__Exercise brief__:
Copy each line of the entries that contains the word "document".

[Stored records]
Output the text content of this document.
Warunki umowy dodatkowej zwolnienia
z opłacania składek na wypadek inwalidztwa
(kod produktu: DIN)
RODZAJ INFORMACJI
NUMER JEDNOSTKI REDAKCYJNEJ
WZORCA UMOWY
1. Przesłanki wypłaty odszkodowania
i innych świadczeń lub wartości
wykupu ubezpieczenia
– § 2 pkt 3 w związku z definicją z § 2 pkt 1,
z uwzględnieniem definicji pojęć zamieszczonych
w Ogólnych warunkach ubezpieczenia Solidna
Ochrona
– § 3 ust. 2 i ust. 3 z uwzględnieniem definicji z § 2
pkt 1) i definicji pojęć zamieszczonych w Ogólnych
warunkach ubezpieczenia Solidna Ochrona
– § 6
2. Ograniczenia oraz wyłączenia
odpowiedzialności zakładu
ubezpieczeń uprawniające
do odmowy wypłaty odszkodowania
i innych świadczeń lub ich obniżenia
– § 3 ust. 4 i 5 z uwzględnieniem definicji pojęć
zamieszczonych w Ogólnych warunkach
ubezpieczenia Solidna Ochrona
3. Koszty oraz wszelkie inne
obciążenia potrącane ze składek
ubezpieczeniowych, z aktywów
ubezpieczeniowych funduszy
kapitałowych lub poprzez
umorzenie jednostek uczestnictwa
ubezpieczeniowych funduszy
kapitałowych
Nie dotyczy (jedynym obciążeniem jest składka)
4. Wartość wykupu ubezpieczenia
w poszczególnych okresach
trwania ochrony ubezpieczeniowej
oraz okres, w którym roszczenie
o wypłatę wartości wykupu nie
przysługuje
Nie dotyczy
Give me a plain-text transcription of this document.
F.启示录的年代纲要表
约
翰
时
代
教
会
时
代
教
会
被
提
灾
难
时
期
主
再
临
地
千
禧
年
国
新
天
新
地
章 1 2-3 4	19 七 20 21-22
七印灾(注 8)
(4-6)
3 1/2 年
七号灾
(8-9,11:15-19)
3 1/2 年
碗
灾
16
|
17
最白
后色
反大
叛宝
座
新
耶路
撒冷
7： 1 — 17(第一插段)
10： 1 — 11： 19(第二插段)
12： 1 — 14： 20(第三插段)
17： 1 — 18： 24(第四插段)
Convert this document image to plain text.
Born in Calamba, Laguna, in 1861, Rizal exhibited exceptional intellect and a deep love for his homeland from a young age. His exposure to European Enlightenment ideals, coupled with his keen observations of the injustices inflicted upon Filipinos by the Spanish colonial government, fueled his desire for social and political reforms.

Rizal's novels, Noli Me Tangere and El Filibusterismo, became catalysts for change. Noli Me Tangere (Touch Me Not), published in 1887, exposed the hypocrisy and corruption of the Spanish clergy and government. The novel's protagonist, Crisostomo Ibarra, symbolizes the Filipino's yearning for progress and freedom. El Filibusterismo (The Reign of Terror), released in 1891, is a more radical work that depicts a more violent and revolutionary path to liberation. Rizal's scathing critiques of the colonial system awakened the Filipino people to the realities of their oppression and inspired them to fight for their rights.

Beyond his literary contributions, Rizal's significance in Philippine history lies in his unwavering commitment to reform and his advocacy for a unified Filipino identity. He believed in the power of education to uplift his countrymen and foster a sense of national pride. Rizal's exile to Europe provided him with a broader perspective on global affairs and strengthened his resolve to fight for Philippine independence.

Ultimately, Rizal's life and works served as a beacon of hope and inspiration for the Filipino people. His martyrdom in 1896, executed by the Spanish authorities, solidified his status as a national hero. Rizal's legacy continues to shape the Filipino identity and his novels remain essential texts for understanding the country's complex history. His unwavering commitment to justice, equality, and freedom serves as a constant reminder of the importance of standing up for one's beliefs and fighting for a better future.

__Expected answer__:
Output the text content of this document.
Give me a plain-text transcription of this document.
Convert this document image to plain text.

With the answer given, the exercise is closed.